EXERCISE TASK:
Every line with the word "screenshot" in it should be extracted from the data that follows.

EXERCISE INPUT:
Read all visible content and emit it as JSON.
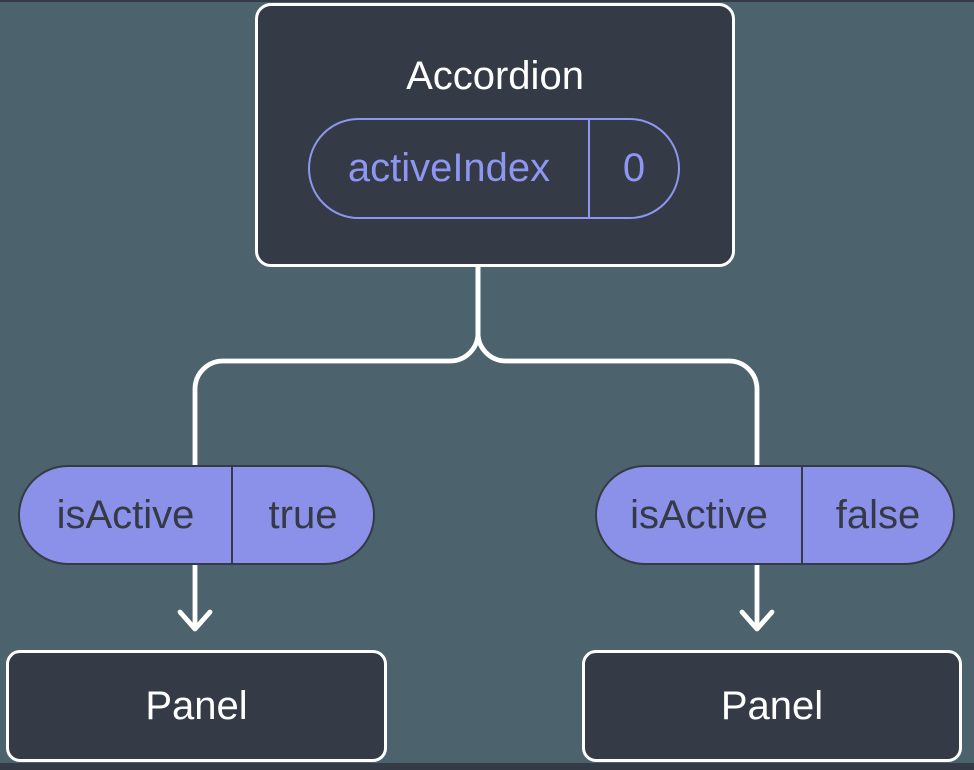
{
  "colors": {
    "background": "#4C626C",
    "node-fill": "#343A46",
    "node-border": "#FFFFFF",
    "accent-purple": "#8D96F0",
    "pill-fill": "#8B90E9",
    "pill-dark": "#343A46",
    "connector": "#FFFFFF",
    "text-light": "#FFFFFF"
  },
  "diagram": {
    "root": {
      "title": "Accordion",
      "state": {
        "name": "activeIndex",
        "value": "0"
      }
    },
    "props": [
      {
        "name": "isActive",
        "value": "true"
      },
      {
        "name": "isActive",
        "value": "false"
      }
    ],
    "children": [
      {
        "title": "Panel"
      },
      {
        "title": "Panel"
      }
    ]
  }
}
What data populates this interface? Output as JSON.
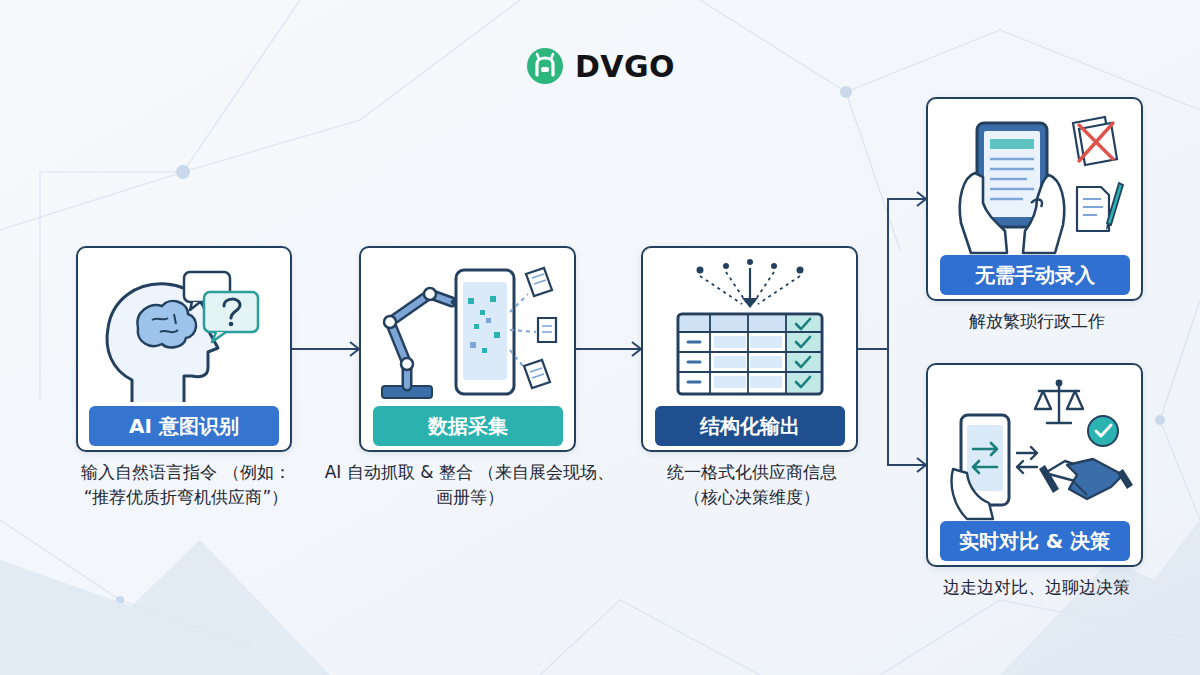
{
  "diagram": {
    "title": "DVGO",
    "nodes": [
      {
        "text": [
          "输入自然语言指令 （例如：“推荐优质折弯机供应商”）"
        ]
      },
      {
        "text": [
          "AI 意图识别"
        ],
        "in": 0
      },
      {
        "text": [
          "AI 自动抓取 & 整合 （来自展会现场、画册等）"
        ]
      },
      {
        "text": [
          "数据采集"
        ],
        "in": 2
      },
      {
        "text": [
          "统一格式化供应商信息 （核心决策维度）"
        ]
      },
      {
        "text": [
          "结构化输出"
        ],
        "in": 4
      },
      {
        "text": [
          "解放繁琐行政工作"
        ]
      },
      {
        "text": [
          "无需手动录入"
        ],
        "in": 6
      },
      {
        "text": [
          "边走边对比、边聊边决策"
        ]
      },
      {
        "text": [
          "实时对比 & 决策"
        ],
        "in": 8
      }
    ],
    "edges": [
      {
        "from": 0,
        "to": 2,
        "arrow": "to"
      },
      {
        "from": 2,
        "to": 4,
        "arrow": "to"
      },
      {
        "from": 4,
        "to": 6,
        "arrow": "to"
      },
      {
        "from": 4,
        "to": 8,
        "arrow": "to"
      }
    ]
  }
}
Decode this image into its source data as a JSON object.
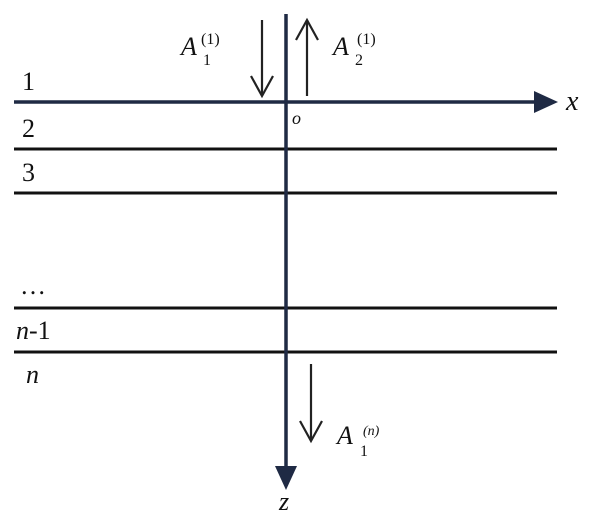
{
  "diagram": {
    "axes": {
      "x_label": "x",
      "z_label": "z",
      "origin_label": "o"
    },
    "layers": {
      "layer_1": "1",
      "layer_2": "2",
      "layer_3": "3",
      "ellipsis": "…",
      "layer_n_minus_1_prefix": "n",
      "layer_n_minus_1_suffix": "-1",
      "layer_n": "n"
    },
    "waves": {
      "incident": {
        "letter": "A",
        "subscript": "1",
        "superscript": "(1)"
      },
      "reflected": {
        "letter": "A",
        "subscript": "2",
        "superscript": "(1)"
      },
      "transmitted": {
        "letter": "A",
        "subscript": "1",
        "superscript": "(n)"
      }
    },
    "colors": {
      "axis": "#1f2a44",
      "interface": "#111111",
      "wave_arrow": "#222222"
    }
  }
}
---
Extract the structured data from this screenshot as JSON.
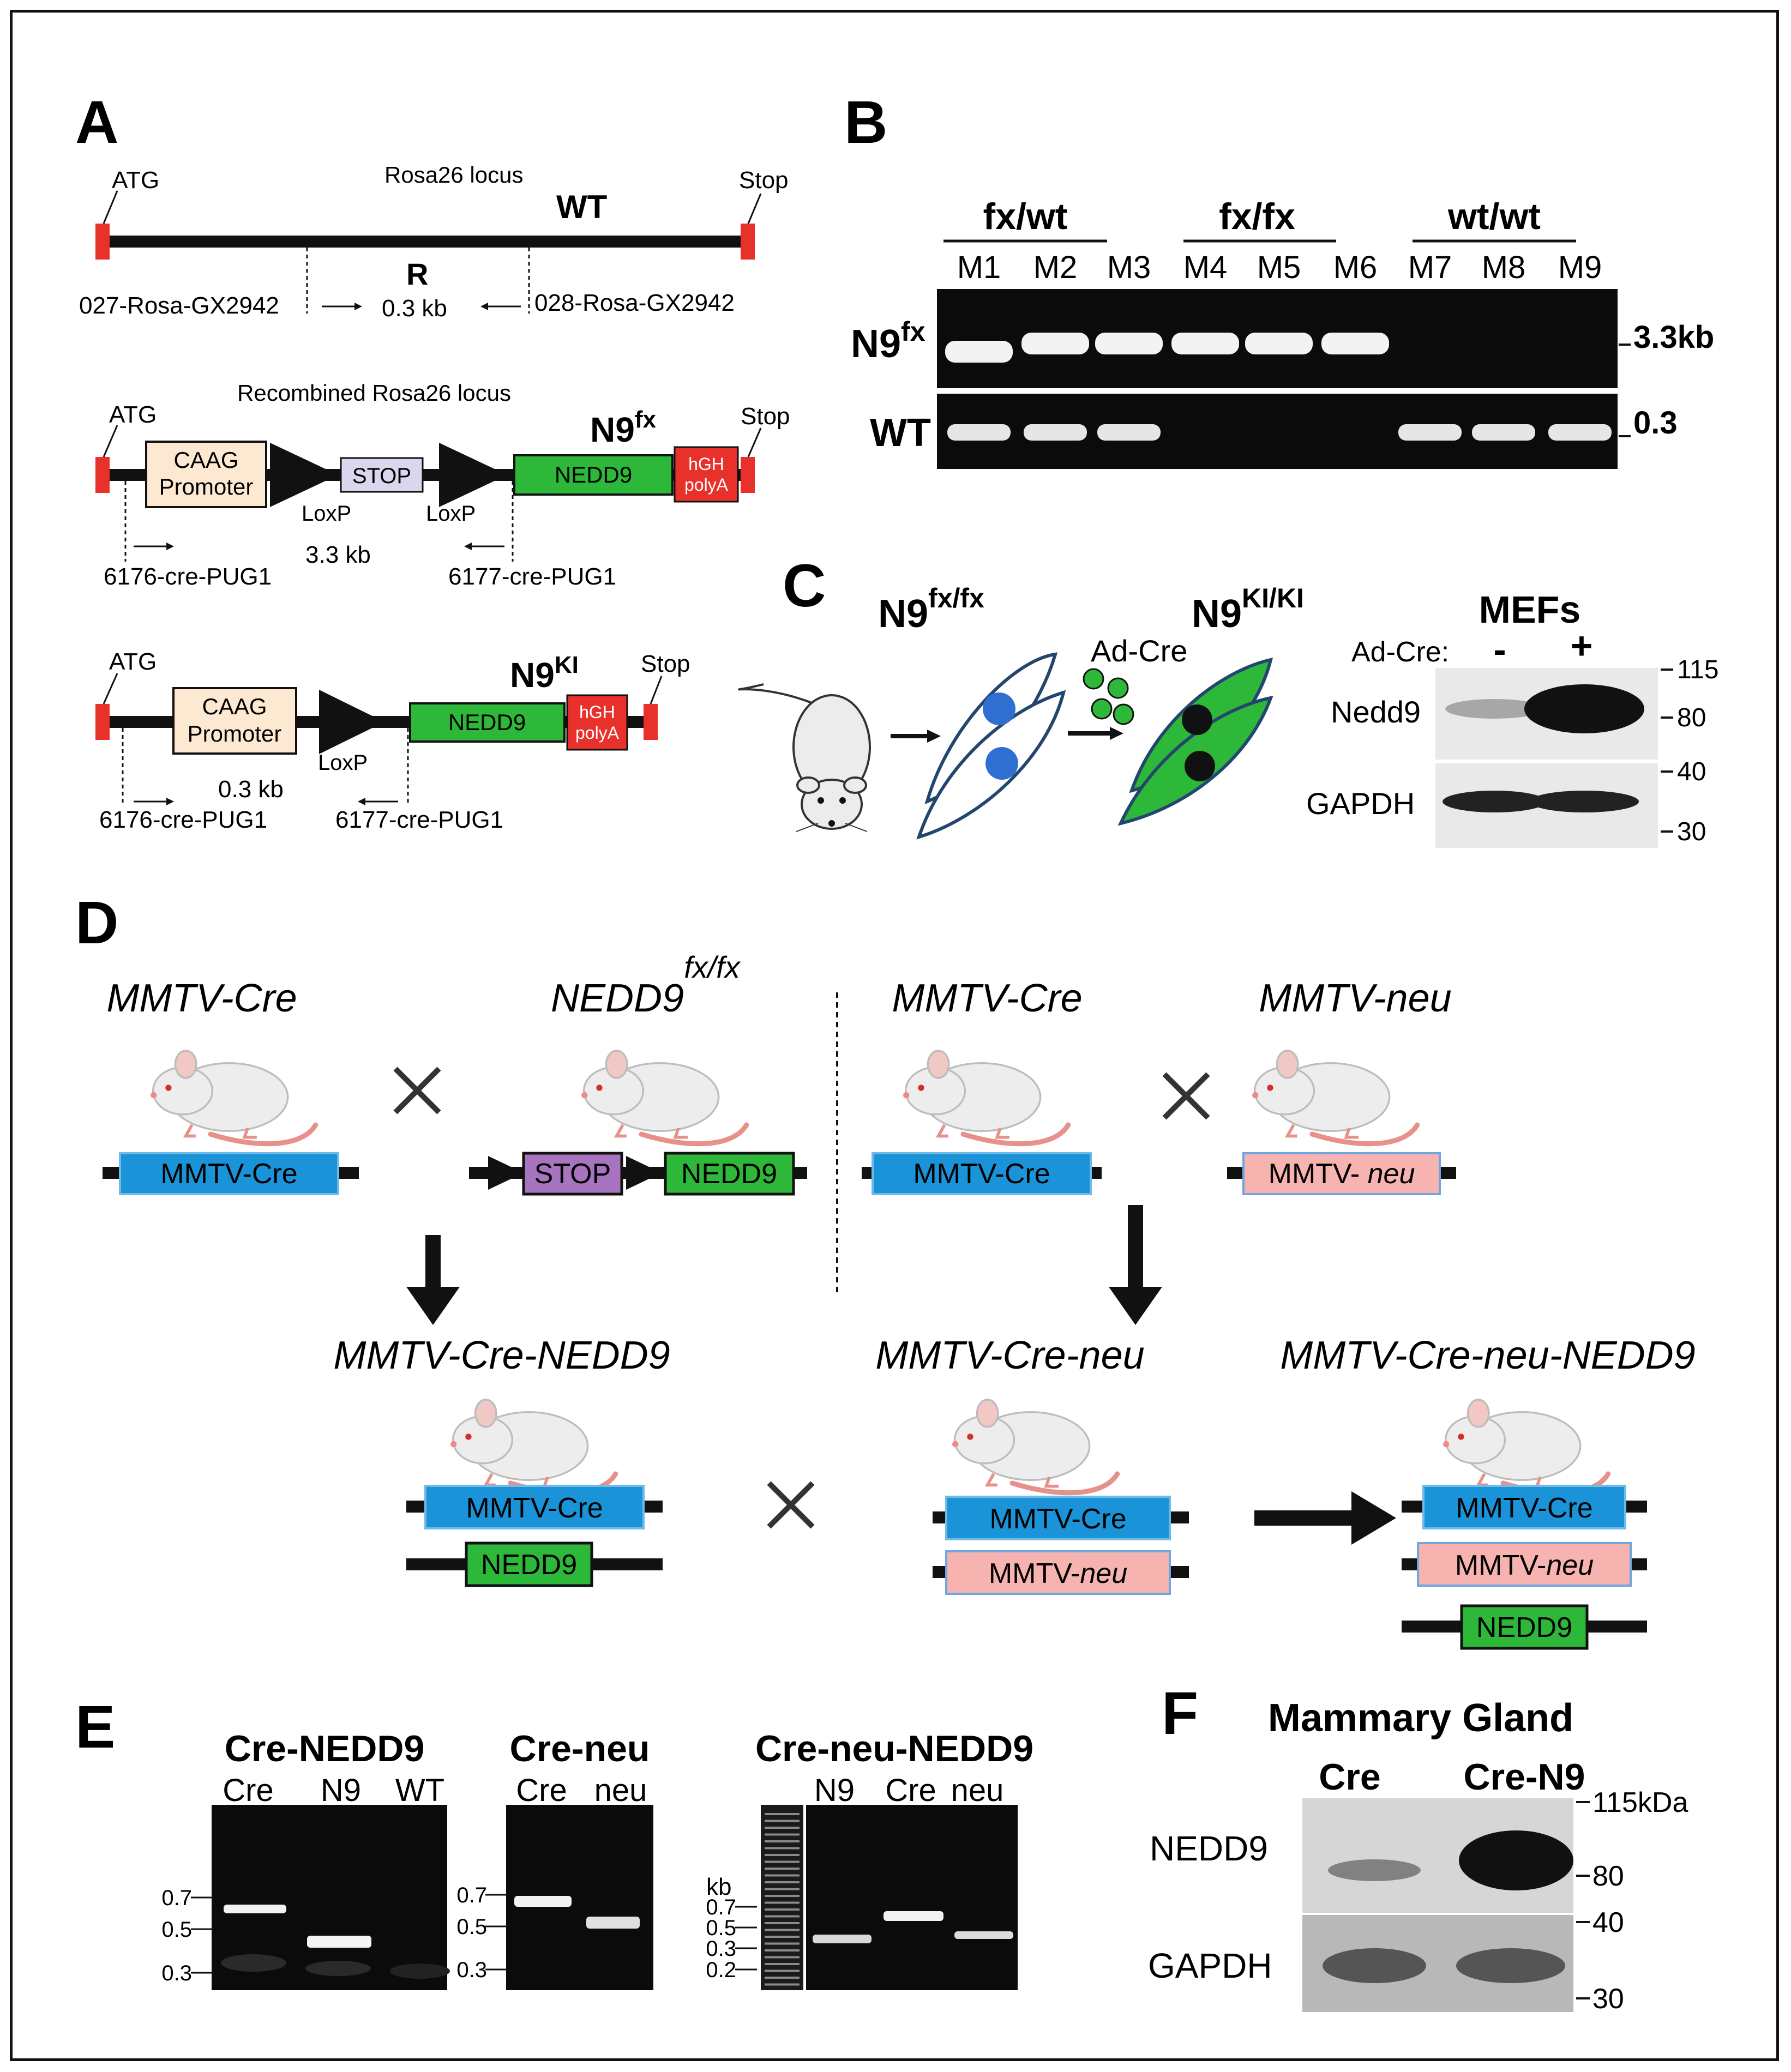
---
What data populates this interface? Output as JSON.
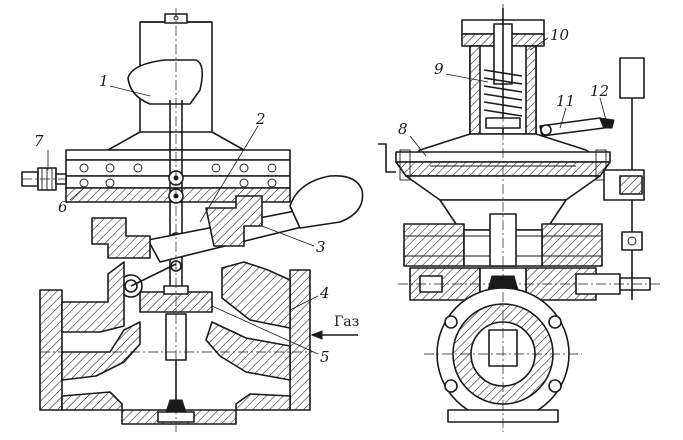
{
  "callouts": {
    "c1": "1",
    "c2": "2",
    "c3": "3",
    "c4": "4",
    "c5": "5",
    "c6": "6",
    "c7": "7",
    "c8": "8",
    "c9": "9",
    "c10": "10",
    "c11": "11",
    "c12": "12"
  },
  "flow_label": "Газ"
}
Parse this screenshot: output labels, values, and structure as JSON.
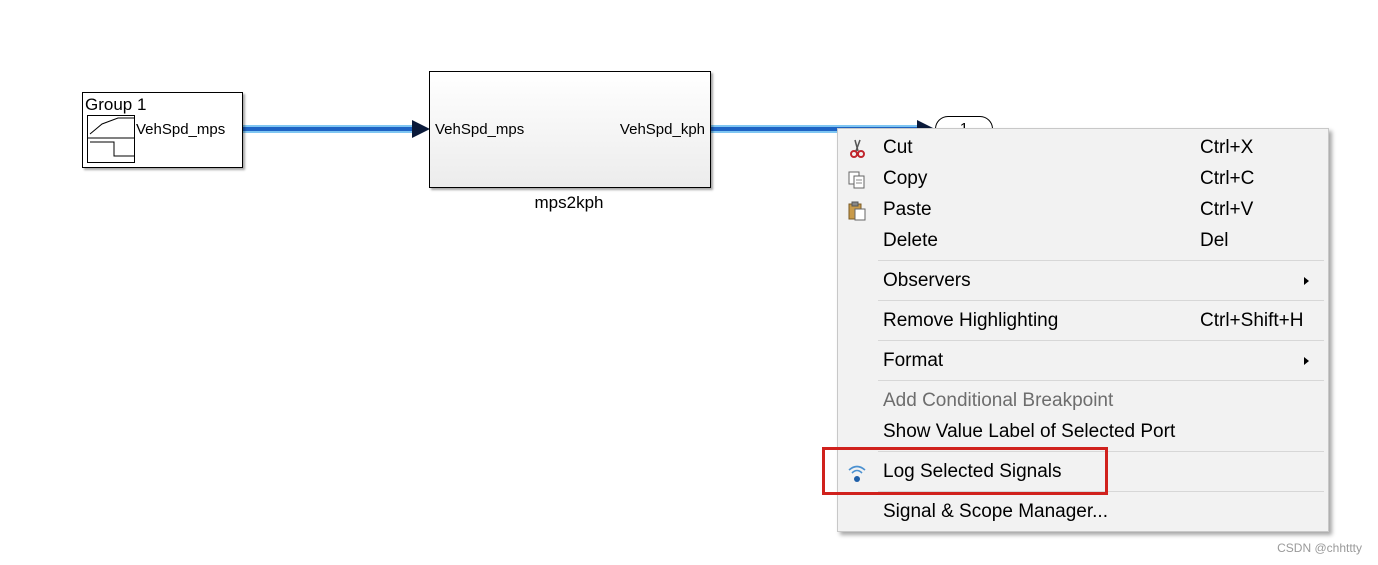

CORRECT ANSWER:
Extract the structured data from this screenshot as JSON.
Parse this screenshot: output labels, values, and structure as JSON.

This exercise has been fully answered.